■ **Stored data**
----

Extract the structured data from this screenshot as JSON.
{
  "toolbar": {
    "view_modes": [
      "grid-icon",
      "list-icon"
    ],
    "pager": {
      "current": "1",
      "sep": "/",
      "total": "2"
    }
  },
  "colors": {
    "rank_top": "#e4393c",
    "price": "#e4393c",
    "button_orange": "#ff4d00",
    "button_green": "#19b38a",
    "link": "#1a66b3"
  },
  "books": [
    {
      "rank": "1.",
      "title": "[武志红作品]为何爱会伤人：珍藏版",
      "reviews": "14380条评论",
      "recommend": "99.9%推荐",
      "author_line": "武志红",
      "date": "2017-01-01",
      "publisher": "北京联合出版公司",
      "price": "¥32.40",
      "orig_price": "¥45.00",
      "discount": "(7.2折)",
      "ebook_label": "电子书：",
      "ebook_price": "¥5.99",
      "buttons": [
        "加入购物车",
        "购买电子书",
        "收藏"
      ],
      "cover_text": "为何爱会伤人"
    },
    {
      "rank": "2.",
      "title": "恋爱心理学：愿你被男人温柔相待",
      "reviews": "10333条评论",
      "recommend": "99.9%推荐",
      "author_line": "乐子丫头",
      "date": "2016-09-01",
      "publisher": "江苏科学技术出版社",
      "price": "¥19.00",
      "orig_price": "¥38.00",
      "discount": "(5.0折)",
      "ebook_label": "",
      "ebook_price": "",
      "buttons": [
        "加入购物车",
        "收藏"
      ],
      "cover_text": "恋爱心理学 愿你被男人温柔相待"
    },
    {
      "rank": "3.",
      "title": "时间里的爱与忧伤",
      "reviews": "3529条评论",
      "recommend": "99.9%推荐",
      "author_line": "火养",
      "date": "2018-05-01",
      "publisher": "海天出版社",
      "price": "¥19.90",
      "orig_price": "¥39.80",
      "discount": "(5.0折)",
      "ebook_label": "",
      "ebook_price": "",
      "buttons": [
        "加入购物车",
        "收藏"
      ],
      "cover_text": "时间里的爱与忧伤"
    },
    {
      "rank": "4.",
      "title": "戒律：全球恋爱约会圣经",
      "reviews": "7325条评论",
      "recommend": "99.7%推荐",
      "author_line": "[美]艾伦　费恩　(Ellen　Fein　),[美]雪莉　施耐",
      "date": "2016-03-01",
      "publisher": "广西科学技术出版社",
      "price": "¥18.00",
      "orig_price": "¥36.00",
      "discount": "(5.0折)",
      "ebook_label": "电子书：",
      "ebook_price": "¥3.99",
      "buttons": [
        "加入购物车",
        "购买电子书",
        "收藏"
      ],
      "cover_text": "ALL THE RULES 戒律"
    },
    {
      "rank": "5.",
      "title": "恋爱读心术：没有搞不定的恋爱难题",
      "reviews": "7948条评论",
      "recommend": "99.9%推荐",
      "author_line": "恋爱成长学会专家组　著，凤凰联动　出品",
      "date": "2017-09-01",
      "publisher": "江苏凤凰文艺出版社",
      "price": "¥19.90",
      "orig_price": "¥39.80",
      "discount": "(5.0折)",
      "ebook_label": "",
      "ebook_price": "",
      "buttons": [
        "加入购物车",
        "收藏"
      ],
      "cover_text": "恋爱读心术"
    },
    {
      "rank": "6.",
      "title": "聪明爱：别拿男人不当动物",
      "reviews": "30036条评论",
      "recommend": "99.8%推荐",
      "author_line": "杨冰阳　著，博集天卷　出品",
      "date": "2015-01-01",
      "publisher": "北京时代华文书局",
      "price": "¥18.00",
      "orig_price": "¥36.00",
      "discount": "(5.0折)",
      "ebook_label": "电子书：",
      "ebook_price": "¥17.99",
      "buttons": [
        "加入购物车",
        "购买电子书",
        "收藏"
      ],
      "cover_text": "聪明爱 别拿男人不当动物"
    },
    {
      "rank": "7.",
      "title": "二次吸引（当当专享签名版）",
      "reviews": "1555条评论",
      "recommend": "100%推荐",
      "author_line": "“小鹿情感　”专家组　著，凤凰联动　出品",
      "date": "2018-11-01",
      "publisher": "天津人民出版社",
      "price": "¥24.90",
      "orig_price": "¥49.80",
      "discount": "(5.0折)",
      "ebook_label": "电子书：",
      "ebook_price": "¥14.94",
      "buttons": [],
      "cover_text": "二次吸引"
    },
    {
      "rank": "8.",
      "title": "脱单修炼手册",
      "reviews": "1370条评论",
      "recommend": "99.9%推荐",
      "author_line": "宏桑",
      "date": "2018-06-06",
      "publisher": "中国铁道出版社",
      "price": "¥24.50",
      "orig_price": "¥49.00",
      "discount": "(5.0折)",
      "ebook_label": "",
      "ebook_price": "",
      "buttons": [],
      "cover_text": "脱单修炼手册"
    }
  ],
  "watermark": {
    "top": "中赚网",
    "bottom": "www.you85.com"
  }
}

----

■ **WHAT YOU SHOULD DO**
Would you reproduce all the entries exactly?

■ **RESPONSE FOR THIS EXERCISE**
Extract the structured data from this screenshot as JSON.
{
  "toolbar": {
    "view_modes": [
      "grid-icon",
      "list-icon"
    ],
    "pager": {
      "current": "1",
      "sep": "/",
      "total": "2"
    }
  },
  "colors": {
    "rank_top": "#e4393c",
    "price": "#e4393c",
    "button_orange": "#ff4d00",
    "button_green": "#19b38a",
    "link": "#1a66b3"
  },
  "books": [
    {
      "rank": "1.",
      "title": "[武志红作品]为何爱会伤人：珍藏版",
      "reviews": "14380条评论",
      "recommend": "99.9%推荐",
      "author_line": "武志红",
      "date": "2017-01-01",
      "publisher": "北京联合出版公司",
      "price": "¥32.40",
      "orig_price": "¥45.00",
      "discount": "(7.2折)",
      "ebook_label": "电子书：",
      "ebook_price": "¥5.99",
      "buttons": [
        "加入购物车",
        "购买电子书",
        "收藏"
      ],
      "cover_text": "为何爱会伤人"
    },
    {
      "rank": "2.",
      "title": "恋爱心理学：愿你被男人温柔相待",
      "reviews": "10333条评论",
      "recommend": "99.9%推荐",
      "author_line": "乐子丫头",
      "date": "2016-09-01",
      "publisher": "江苏科学技术出版社",
      "price": "¥19.00",
      "orig_price": "¥38.00",
      "discount": "(5.0折)",
      "ebook_label": "",
      "ebook_price": "",
      "buttons": [
        "加入购物车",
        "收藏"
      ],
      "cover_text": "恋爱心理学 愿你被男人温柔相待"
    },
    {
      "rank": "3.",
      "title": "时间里的爱与忧伤",
      "reviews": "3529条评论",
      "recommend": "99.9%推荐",
      "author_line": "火养",
      "date": "2018-05-01",
      "publisher": "海天出版社",
      "price": "¥19.90",
      "orig_price": "¥39.80",
      "discount": "(5.0折)",
      "ebook_label": "",
      "ebook_price": "",
      "buttons": [
        "加入购物车",
        "收藏"
      ],
      "cover_text": "时间里的爱与忧伤"
    },
    {
      "rank": "4.",
      "title": "戒律：全球恋爱约会圣经",
      "reviews": "7325条评论",
      "recommend": "99.7%推荐",
      "author_line": "[美]艾伦　费恩　(Ellen　Fein　),[美]雪莉　施耐",
      "date": "2016-03-01",
      "publisher": "广西科学技术出版社",
      "price": "¥18.00",
      "orig_price": "¥36.00",
      "discount": "(5.0折)",
      "ebook_label": "电子书：",
      "ebook_price": "¥3.99",
      "buttons": [
        "加入购物车",
        "购买电子书",
        "收藏"
      ],
      "cover_text": "ALL THE RULES 戒律"
    },
    {
      "rank": "5.",
      "title": "恋爱读心术：没有搞不定的恋爱难题",
      "reviews": "7948条评论",
      "recommend": "99.9%推荐",
      "author_line": "恋爱成长学会专家组　著，凤凰联动　出品",
      "date": "2017-09-01",
      "publisher": "江苏凤凰文艺出版社",
      "price": "¥19.90",
      "orig_price": "¥39.80",
      "discount": "(5.0折)",
      "ebook_label": "",
      "ebook_price": "",
      "buttons": [
        "加入购物车",
        "收藏"
      ],
      "cover_text": "恋爱读心术"
    },
    {
      "rank": "6.",
      "title": "聪明爱：别拿男人不当动物",
      "reviews": "30036条评论",
      "recommend": "99.8%推荐",
      "author_line": "杨冰阳　著，博集天卷　出品",
      "date": "2015-01-01",
      "publisher": "北京时代华文书局",
      "price": "¥18.00",
      "orig_price": "¥36.00",
      "discount": "(5.0折)",
      "ebook_label": "电子书：",
      "ebook_price": "¥17.99",
      "buttons": [
        "加入购物车",
        "购买电子书",
        "收藏"
      ],
      "cover_text": "聪明爱 别拿男人不当动物"
    },
    {
      "rank": "7.",
      "title": "二次吸引（当当专享签名版）",
      "reviews": "1555条评论",
      "recommend": "100%推荐",
      "author_line": "“小鹿情感　”专家组　著，凤凰联动　出品",
      "date": "2018-11-01",
      "publisher": "天津人民出版社",
      "price": "¥24.90",
      "orig_price": "¥49.80",
      "discount": "(5.0折)",
      "ebook_label": "电子书：",
      "ebook_price": "¥14.94",
      "buttons": [],
      "cover_text": "二次吸引"
    },
    {
      "rank": "8.",
      "title": "脱单修炼手册",
      "reviews": "1370条评论",
      "recommend": "99.9%推荐",
      "author_line": "宏桑",
      "date": "2018-06-06",
      "publisher": "中国铁道出版社",
      "price": "¥24.50",
      "orig_price": "¥49.00",
      "discount": "(5.0折)",
      "ebook_label": "",
      "ebook_price": "",
      "buttons": [],
      "cover_text": "脱单修炼手册"
    }
  ],
  "watermark": {
    "top": "中赚网",
    "bottom": "www.you85.com"
  }
}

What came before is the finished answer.